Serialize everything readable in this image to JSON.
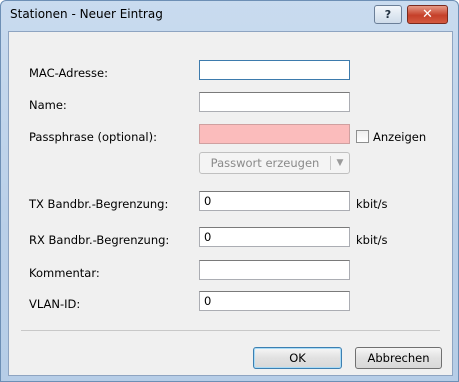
{
  "window": {
    "title": "Stationen - Neuer Eintrag",
    "help_glyph": "?",
    "close_glyph": "✕"
  },
  "form": {
    "mac": {
      "label": "MAC-Adresse:",
      "value": ""
    },
    "name": {
      "label": "Name:",
      "value": ""
    },
    "passphrase": {
      "label": "Passphrase (optional):",
      "value": "",
      "show_label": "Anzeigen",
      "show_checked": false
    },
    "generate": {
      "label": "Passwort erzeugen",
      "arrow": "▼"
    },
    "tx": {
      "label": "TX Bandbr.-Begrenzung:",
      "value": "0",
      "unit": "kbit/s"
    },
    "rx": {
      "label": "RX Bandbr.-Begrenzung:",
      "value": "0",
      "unit": "kbit/s"
    },
    "comment": {
      "label": "Kommentar:",
      "value": ""
    },
    "vlan": {
      "label": "VLAN-ID:",
      "value": "0"
    }
  },
  "buttons": {
    "ok": "OK",
    "cancel": "Abbrechen"
  },
  "colors": {
    "passphrase_invalid": "#fbbcbc",
    "title_bar": "#c9dbef",
    "close_button": "#c5402a"
  }
}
* * *
* PROBLEM *
Copy all the entries word for word. Omit any pictures.

* PROBLEM SOLUTION *
Serialize everything readable in this image to JSON.
{
  "window": {
    "title": "Stationen - Neuer Eintrag",
    "help_glyph": "?",
    "close_glyph": "✕"
  },
  "form": {
    "mac": {
      "label": "MAC-Adresse:",
      "value": ""
    },
    "name": {
      "label": "Name:",
      "value": ""
    },
    "passphrase": {
      "label": "Passphrase (optional):",
      "value": "",
      "show_label": "Anzeigen",
      "show_checked": false
    },
    "generate": {
      "label": "Passwort erzeugen",
      "arrow": "▼"
    },
    "tx": {
      "label": "TX Bandbr.-Begrenzung:",
      "value": "0",
      "unit": "kbit/s"
    },
    "rx": {
      "label": "RX Bandbr.-Begrenzung:",
      "value": "0",
      "unit": "kbit/s"
    },
    "comment": {
      "label": "Kommentar:",
      "value": ""
    },
    "vlan": {
      "label": "VLAN-ID:",
      "value": "0"
    }
  },
  "buttons": {
    "ok": "OK",
    "cancel": "Abbrechen"
  },
  "colors": {
    "passphrase_invalid": "#fbbcbc",
    "title_bar": "#c9dbef",
    "close_button": "#c5402a"
  }
}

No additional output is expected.